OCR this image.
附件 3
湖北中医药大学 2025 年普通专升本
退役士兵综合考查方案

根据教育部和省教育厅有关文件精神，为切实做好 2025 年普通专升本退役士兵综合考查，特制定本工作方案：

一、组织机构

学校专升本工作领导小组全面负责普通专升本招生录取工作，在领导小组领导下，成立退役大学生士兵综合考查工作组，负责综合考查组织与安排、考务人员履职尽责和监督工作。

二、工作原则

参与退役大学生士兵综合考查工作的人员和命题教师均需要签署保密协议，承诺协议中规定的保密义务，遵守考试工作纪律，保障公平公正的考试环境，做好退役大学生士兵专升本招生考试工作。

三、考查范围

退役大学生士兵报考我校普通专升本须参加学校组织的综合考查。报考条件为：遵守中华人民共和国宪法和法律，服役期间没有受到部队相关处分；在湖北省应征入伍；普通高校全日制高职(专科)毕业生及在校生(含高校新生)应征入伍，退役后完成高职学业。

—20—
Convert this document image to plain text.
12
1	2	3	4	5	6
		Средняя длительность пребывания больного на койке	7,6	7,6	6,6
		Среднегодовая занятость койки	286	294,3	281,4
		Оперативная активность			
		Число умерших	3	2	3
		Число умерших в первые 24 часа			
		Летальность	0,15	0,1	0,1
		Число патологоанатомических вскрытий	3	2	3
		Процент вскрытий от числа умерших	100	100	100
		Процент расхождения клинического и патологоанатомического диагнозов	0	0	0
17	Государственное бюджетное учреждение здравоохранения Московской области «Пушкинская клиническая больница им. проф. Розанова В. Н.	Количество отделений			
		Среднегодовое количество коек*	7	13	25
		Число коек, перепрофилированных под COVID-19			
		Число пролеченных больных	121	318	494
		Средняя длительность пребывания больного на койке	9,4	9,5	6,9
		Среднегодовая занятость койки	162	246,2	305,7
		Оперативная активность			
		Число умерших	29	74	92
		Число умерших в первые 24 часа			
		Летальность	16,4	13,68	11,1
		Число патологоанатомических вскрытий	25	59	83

☆ ☆ ☆

▸ **SET TASK**
Copy and report every line where the word "умерших" is present.

▸ **IN RESPONSE**
		Число умерших	3	2	3
		Число умерших в первые 24 часа			
		Процент вскрытий от числа умерших	100	100	100
		Число умерших	29	74	92
		Число умерших в первые 24 часа			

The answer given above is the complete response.